SOURCE DATA:
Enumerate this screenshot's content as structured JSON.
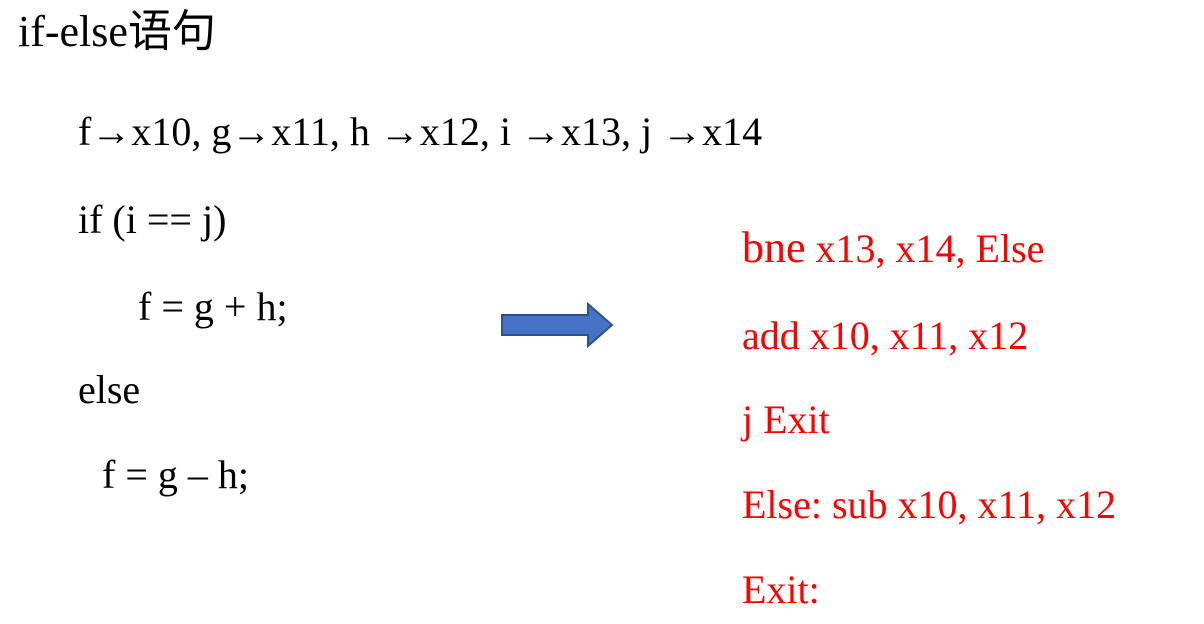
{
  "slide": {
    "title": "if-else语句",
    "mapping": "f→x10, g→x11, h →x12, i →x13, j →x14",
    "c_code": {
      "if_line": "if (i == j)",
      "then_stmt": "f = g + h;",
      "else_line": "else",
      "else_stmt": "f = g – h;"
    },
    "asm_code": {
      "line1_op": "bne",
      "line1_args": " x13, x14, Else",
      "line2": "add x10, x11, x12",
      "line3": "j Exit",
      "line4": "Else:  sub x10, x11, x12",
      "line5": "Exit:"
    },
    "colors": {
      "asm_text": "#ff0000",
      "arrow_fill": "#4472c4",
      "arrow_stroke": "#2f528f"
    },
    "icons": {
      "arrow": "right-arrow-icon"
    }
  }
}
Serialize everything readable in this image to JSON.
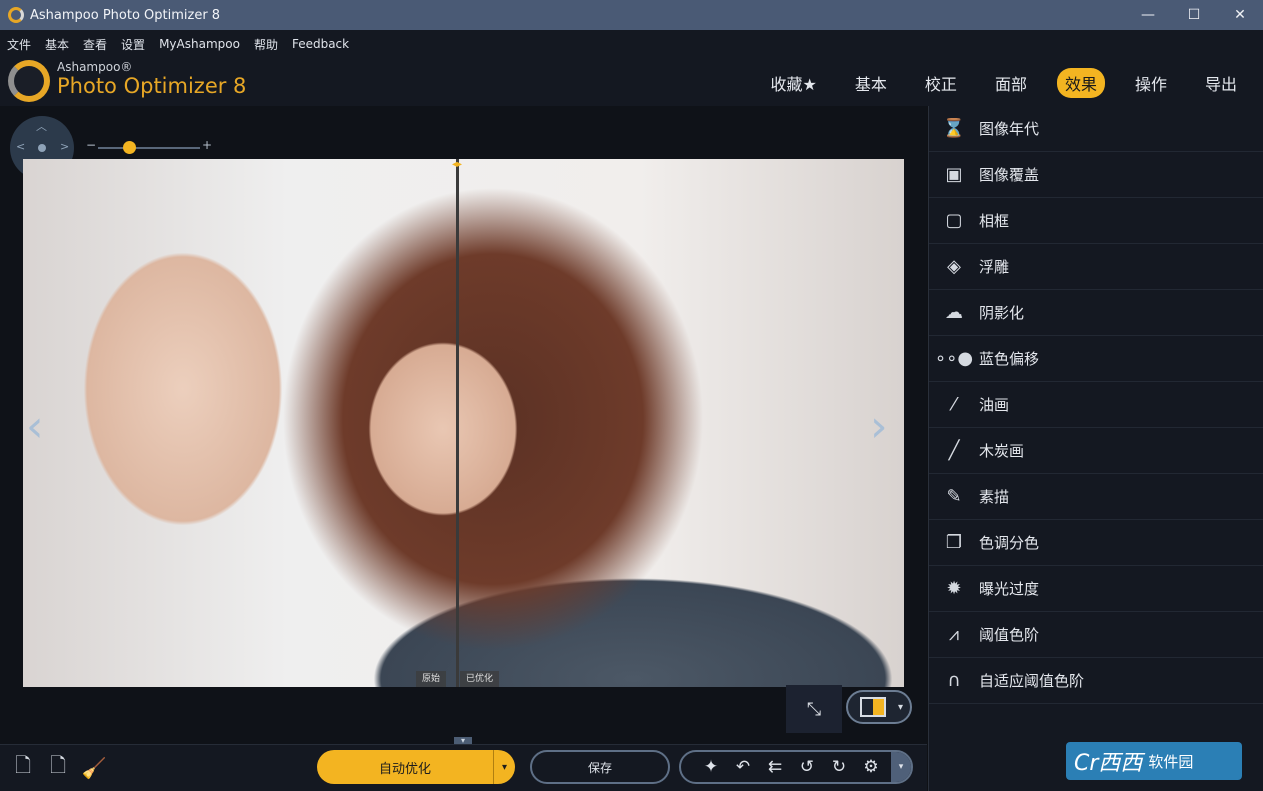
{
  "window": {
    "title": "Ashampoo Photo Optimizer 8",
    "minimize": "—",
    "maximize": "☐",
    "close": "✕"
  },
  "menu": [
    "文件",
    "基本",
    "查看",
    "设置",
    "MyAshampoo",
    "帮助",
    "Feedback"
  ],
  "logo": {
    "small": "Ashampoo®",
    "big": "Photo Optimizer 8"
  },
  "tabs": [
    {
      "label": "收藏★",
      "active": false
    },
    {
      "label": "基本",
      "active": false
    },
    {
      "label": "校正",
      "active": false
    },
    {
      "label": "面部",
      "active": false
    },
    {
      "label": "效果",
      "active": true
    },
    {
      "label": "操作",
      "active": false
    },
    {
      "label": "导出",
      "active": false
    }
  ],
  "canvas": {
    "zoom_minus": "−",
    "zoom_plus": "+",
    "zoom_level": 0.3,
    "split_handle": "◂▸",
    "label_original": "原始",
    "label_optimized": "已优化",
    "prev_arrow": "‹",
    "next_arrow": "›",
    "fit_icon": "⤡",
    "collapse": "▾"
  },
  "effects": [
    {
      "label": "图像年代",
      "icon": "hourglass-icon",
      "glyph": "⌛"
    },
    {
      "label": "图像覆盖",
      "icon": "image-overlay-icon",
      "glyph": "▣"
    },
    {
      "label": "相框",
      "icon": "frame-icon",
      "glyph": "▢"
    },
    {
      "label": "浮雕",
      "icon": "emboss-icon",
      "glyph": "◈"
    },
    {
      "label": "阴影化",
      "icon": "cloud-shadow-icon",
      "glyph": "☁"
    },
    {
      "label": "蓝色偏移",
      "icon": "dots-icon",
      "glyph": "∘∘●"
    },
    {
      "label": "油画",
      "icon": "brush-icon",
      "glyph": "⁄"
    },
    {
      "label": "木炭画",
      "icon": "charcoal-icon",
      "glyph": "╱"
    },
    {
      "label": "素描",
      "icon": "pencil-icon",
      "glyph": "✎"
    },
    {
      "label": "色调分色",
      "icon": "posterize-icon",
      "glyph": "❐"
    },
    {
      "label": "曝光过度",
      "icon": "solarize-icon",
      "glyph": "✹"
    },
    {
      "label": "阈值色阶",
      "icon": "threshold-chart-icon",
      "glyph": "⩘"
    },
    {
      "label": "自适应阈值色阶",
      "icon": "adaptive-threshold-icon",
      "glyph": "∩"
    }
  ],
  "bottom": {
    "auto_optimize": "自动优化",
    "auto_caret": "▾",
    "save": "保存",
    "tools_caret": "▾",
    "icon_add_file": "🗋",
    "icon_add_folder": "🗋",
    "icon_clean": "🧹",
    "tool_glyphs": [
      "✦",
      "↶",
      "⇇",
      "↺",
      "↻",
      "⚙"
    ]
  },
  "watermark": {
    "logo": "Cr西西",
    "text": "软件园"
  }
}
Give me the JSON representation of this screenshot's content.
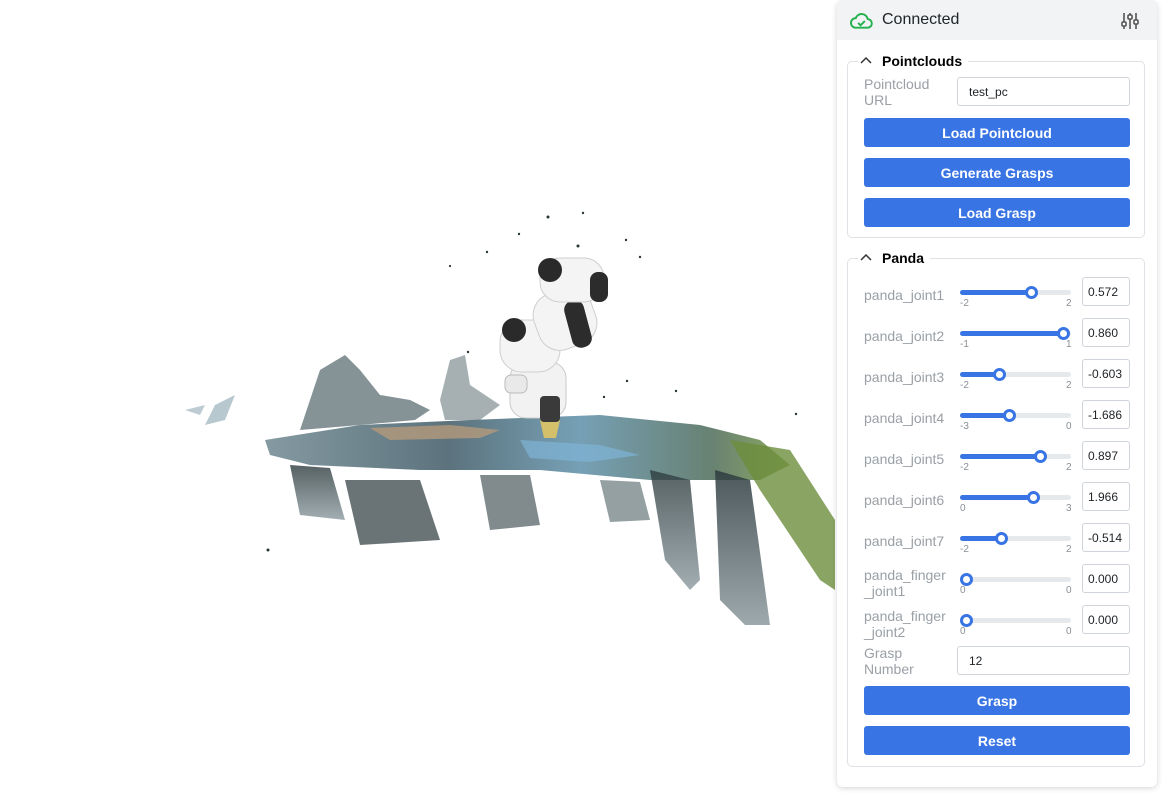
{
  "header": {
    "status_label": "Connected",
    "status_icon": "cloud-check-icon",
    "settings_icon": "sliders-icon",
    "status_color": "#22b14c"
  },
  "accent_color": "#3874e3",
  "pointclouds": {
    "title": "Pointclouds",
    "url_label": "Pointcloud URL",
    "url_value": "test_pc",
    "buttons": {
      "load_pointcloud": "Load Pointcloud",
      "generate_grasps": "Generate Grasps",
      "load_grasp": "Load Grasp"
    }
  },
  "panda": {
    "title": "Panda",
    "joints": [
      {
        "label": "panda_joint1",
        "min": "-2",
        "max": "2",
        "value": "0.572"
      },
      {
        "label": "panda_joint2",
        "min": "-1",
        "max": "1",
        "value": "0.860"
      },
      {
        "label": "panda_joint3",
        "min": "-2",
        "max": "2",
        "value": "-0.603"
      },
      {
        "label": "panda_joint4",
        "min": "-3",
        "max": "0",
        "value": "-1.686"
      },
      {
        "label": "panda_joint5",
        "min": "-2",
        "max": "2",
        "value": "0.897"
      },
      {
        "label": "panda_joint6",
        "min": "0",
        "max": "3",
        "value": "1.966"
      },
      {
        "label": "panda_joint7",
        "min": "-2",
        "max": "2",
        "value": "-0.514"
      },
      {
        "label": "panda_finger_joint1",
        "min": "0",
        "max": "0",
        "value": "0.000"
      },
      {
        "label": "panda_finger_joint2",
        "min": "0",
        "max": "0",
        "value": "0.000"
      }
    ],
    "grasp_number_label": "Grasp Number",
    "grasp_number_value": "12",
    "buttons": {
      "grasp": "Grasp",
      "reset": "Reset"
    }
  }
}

DIRECTIONS FOR THIS TASK: Extract each line from the entries above that contains the string "Photo".

ANSWER IN FULL:
    "title": "Ashampoo Photo Optimizer 8",
    "big": "Photo Optimizer 8"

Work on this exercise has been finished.